What lines of the data include the string "bruk"? Copy them all.
**** The data ****
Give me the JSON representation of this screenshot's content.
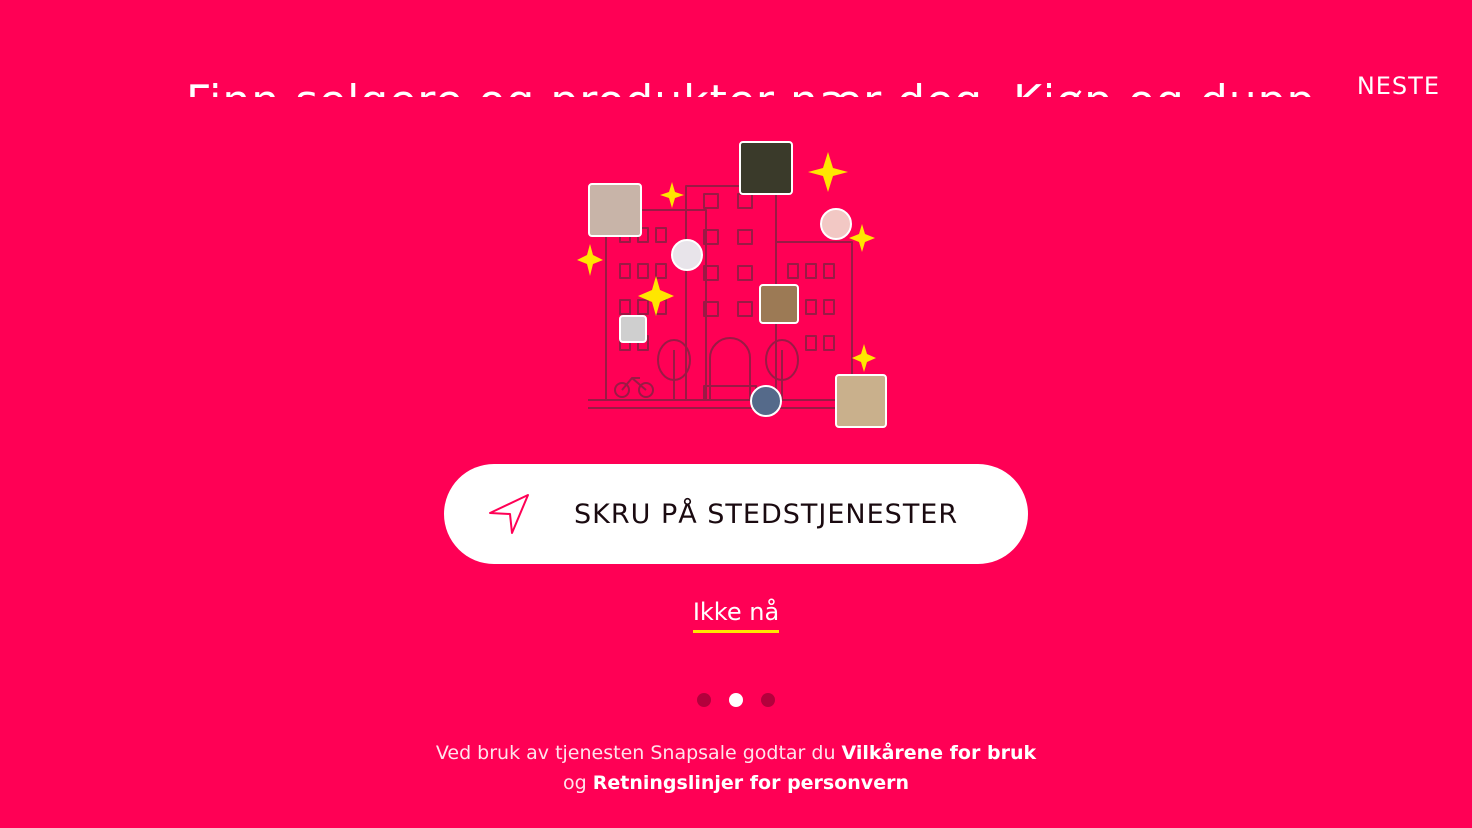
{
  "header": {
    "partial_text": "Finn selgere og produkter nær deg. Kjøp og dupp av",
    "next_label": "NESTE"
  },
  "illustration": {
    "icon": "city-building-illustration"
  },
  "location_button": {
    "label": "SKRU PÅ STEDSTJENESTER",
    "icon": "location-arrow-icon"
  },
  "not_now_label": "Ikke nå",
  "pagination": {
    "total": 3,
    "active_index": 1
  },
  "terms": {
    "prefix": "Ved bruk av tjenesten Snapsale godtar du ",
    "terms_link": "Vilkårene for bruk",
    "conjunction": " og ",
    "privacy_link": "Retningslinjer for personvern"
  },
  "colors": {
    "background": "#ff0055",
    "accent_underline": "#ffe600",
    "sparkle": "#ffe600",
    "button_bg": "#ffffff"
  }
}
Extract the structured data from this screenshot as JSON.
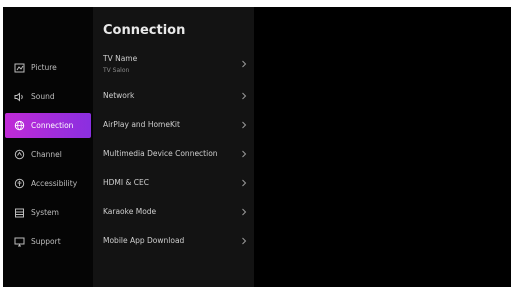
{
  "sidebar": {
    "items": [
      {
        "label": "Picture",
        "icon": "picture-icon"
      },
      {
        "label": "Sound",
        "icon": "sound-icon"
      },
      {
        "label": "Connection",
        "icon": "connection-icon",
        "selected": true
      },
      {
        "label": "Channel",
        "icon": "channel-icon"
      },
      {
        "label": "Accessibility",
        "icon": "accessibility-icon"
      },
      {
        "label": "System",
        "icon": "system-icon"
      },
      {
        "label": "Support",
        "icon": "support-icon"
      }
    ]
  },
  "panel": {
    "title": "Connection",
    "rows": [
      {
        "label": "TV Name",
        "value": "TV Salon"
      },
      {
        "label": "Network"
      },
      {
        "label": "AirPlay and HomeKit"
      },
      {
        "label": "Multimedia Device Connection"
      },
      {
        "label": "HDMI & CEC"
      },
      {
        "label": "Karaoke Mode"
      },
      {
        "label": "Mobile App Download"
      }
    ]
  },
  "colors": {
    "accent_start": "#c02bd6",
    "accent_end": "#8a2fe0",
    "panel_bg": "#131313",
    "screen_bg": "#000000"
  }
}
****
**Answer to the task:**
    "prefix": "Ved bruk av tjenesten Snapsale godtar du ",
    "terms_link": "Vilkårene for bruk",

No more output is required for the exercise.